• Task prompt: Wherever the string "осуществление" appears, copy the whole line.
==== Extracted data ====
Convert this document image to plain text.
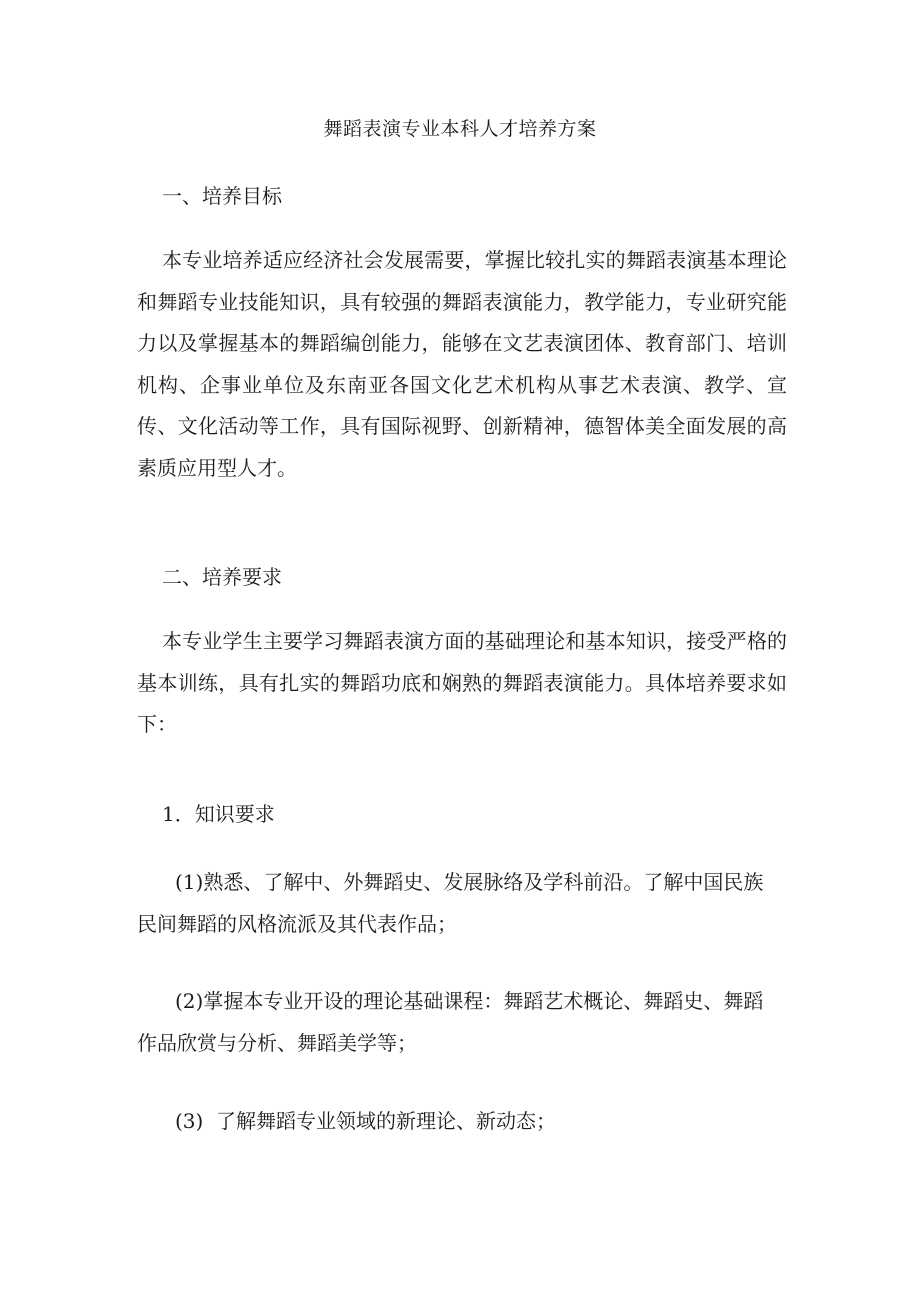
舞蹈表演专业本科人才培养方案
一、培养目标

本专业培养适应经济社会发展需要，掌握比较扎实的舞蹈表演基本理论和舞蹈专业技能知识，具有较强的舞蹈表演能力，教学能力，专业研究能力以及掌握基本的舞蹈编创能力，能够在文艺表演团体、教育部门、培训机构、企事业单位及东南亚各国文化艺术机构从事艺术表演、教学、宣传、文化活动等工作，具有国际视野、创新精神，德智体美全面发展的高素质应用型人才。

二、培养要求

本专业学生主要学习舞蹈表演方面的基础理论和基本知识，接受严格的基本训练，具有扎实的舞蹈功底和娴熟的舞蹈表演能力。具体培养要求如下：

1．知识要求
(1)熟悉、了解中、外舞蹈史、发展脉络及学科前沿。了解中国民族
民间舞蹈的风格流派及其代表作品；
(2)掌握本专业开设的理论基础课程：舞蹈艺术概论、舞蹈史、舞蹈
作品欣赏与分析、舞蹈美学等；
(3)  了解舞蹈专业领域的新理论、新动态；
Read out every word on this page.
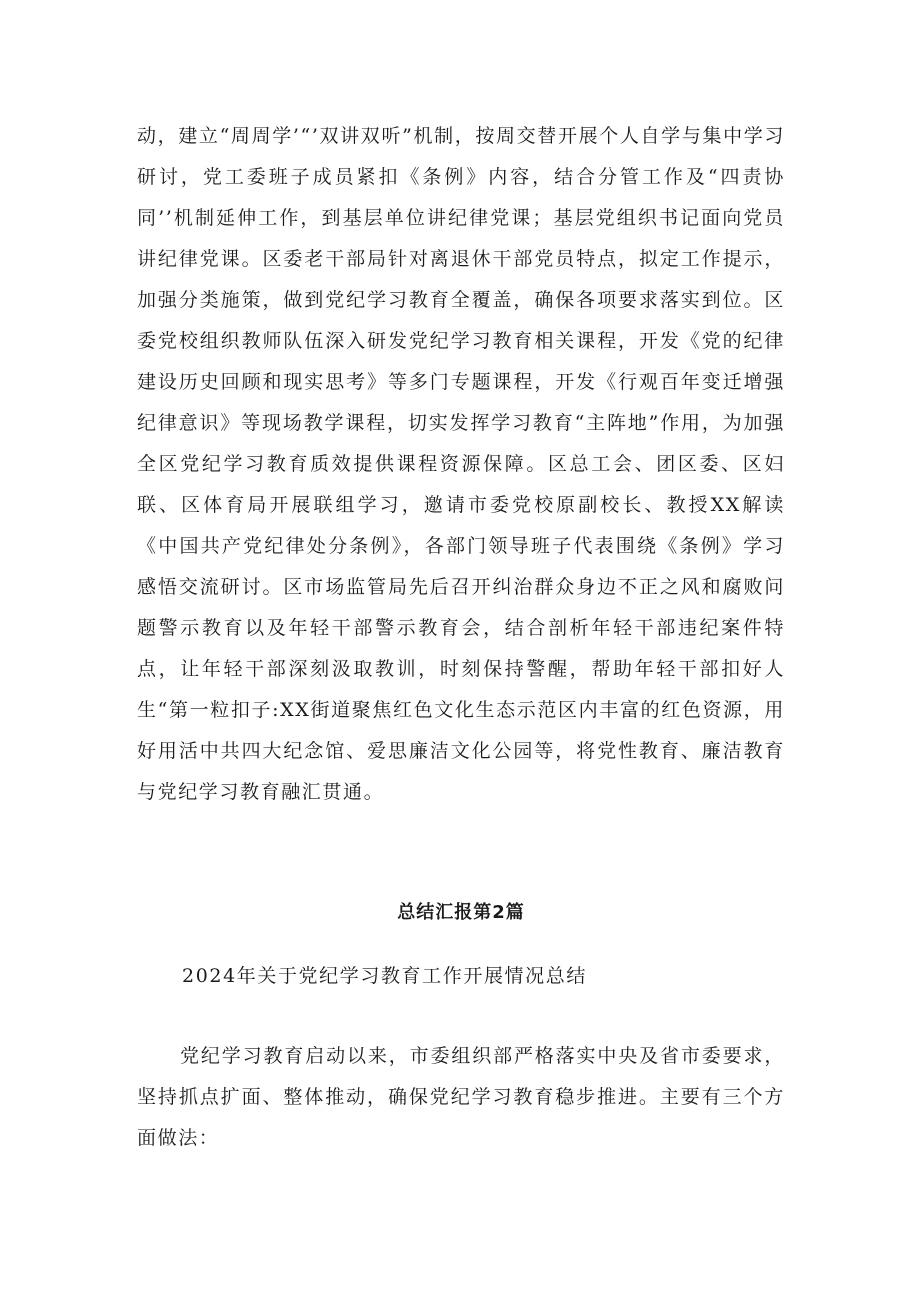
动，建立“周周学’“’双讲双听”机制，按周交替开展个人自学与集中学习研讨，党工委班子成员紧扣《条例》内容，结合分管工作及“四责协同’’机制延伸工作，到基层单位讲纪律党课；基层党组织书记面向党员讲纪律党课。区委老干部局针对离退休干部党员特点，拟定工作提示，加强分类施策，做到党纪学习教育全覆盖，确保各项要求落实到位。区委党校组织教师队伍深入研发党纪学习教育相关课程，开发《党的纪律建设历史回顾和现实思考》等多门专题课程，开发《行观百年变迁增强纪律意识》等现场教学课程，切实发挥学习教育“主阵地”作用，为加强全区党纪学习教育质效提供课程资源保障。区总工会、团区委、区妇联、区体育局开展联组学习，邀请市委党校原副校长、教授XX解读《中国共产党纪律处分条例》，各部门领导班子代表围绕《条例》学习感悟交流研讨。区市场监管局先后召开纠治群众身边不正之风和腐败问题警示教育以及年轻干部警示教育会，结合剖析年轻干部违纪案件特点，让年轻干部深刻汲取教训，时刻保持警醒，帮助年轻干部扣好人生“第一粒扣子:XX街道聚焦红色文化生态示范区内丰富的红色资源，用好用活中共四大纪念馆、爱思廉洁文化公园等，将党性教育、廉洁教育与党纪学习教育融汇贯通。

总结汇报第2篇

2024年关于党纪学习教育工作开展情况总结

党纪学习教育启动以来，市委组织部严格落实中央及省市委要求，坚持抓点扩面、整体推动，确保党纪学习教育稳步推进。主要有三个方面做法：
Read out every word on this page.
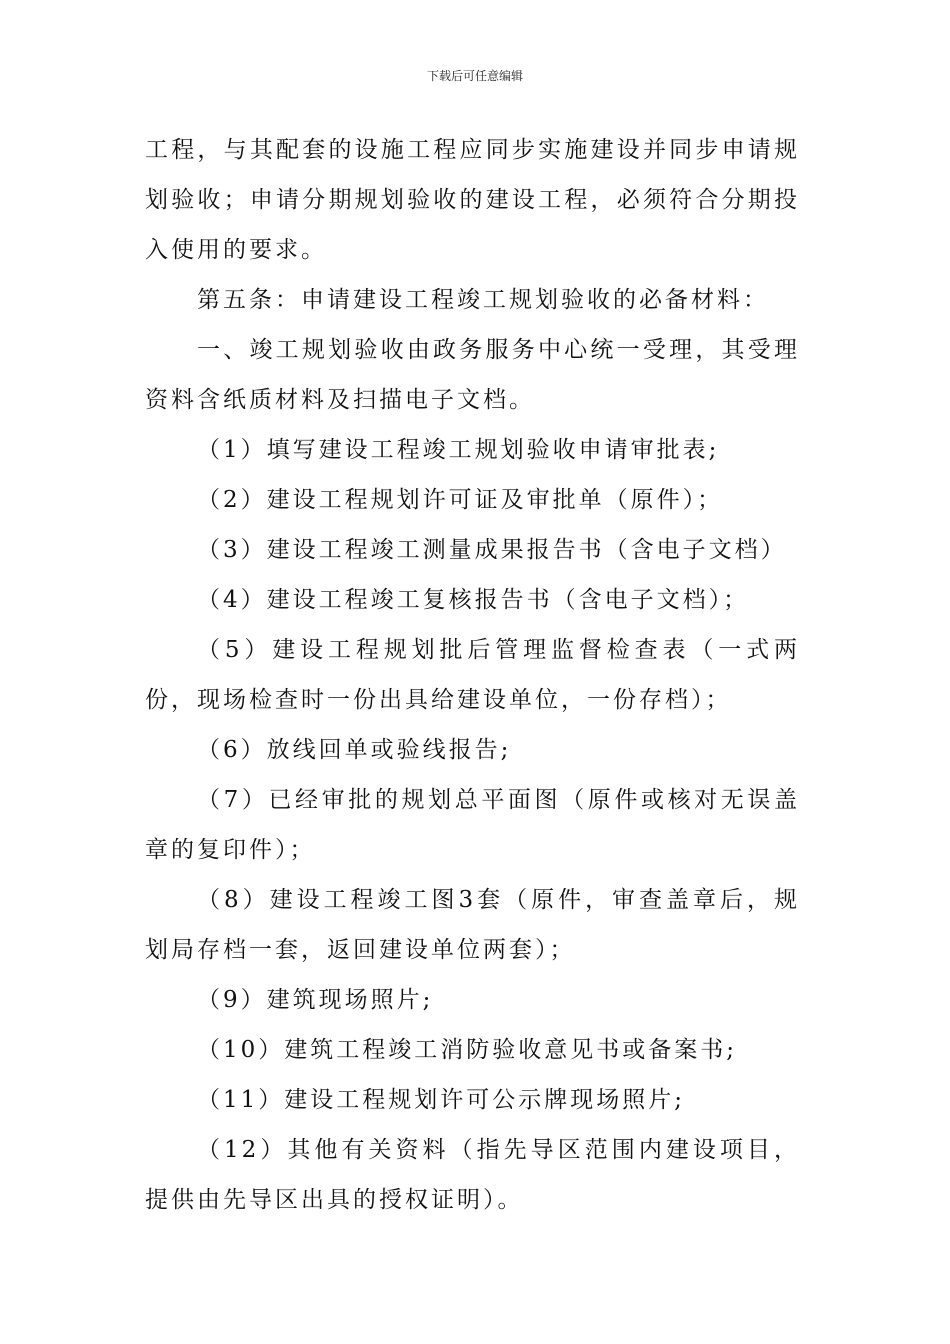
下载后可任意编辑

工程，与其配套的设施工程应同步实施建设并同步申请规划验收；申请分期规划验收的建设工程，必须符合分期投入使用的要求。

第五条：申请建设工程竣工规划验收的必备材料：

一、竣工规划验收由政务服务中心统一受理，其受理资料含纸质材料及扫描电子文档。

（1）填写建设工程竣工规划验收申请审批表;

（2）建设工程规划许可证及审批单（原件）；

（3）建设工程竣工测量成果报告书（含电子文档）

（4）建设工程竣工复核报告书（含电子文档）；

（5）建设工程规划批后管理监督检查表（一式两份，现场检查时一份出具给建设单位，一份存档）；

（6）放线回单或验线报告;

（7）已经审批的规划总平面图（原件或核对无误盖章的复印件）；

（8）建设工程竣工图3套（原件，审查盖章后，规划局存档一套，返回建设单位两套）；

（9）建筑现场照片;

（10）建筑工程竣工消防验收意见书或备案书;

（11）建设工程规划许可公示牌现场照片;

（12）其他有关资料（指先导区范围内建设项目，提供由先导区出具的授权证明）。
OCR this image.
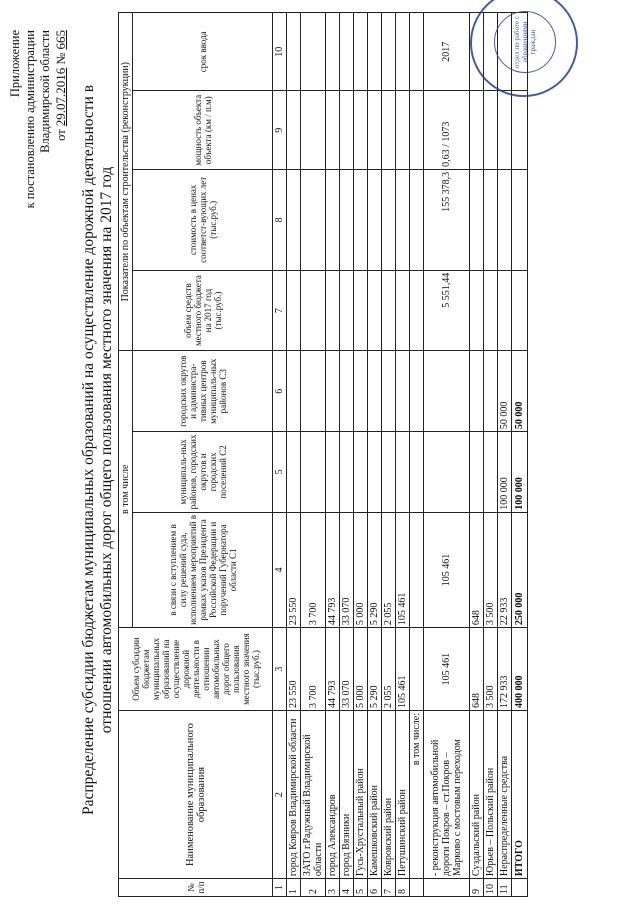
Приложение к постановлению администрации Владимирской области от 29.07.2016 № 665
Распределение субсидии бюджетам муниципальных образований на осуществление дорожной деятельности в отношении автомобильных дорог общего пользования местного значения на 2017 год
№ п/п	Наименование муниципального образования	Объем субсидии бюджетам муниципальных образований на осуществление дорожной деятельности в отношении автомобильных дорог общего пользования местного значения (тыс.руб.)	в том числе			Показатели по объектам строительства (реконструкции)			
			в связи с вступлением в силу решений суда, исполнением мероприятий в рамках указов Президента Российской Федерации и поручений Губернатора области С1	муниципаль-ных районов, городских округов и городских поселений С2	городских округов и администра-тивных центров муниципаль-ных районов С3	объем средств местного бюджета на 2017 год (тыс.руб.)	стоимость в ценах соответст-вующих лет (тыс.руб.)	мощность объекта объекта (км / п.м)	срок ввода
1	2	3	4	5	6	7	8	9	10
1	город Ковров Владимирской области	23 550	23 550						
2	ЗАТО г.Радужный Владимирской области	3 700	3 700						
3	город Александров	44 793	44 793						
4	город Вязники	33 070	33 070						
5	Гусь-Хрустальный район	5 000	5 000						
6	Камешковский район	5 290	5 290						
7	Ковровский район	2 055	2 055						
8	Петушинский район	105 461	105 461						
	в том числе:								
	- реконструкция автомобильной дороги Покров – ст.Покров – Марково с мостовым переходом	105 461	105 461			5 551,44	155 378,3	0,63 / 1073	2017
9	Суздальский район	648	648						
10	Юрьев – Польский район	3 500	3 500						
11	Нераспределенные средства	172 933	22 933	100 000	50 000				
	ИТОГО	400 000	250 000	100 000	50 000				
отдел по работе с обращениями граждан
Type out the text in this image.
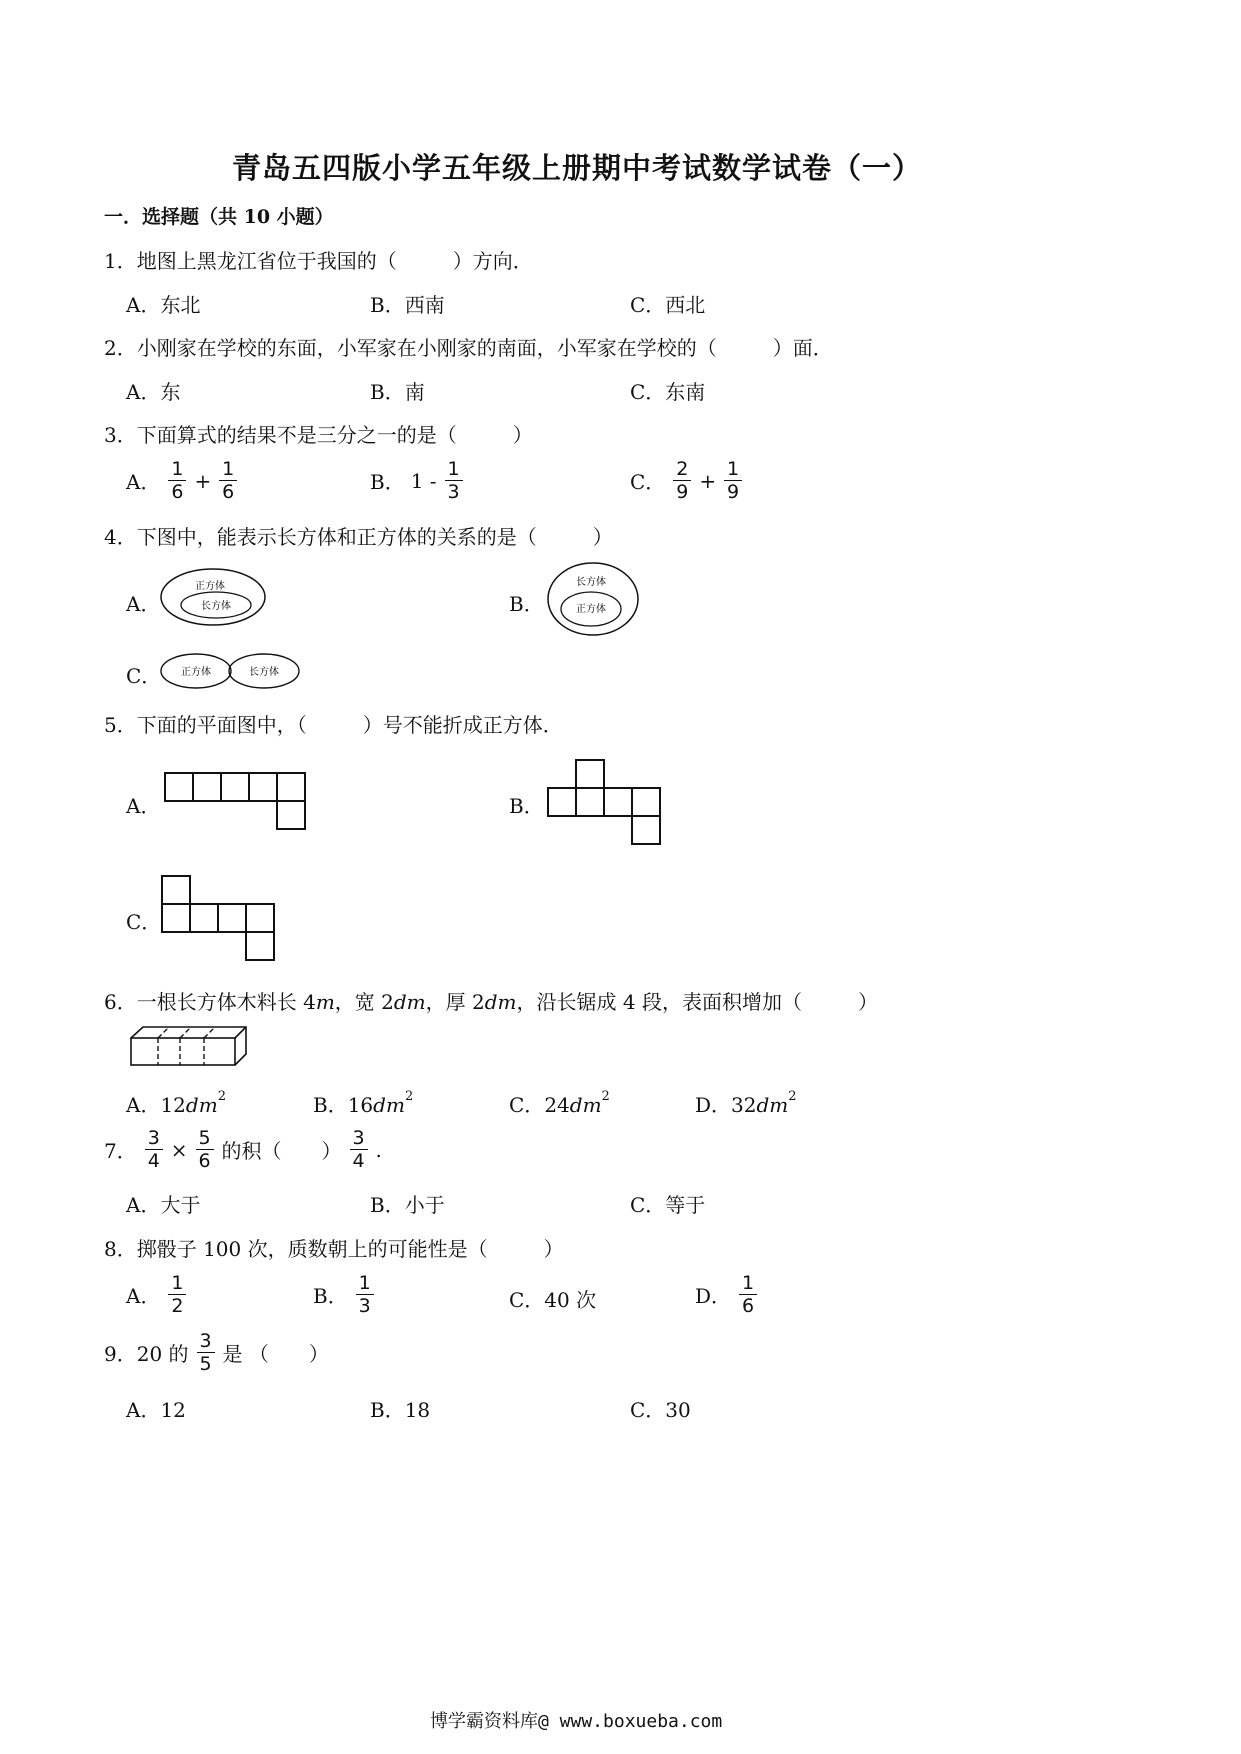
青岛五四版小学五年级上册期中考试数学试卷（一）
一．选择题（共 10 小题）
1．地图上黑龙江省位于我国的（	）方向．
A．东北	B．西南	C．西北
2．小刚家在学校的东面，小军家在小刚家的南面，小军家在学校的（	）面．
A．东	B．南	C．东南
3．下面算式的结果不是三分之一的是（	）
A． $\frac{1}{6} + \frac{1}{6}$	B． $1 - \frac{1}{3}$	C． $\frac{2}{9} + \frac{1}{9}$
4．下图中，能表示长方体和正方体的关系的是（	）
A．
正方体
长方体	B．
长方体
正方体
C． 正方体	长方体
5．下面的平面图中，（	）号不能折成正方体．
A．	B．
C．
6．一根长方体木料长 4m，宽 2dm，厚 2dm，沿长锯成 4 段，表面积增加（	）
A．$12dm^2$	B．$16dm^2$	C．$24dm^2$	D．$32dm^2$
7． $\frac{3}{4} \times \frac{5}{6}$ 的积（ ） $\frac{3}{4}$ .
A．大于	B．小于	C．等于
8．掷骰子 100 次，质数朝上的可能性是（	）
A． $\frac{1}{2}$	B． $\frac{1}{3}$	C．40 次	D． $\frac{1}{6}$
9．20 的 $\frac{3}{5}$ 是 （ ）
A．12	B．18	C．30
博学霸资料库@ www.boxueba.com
====
• Reply:
Распределение субсидии бюджетам муниципальных образований на осуществление дорожной деятельности в отношении автомобильных дорог общего пользования местного значения на 2017 год
№ п/п	Наименование муниципального образования	Объем субсидии бюджетам муниципальных образований на осуществление дорожной деятельности в отношении автомобильных дорог общего пользования местного значения (тыс.руб.)	в том числе			Показатели по объектам строительства (реконструкции)			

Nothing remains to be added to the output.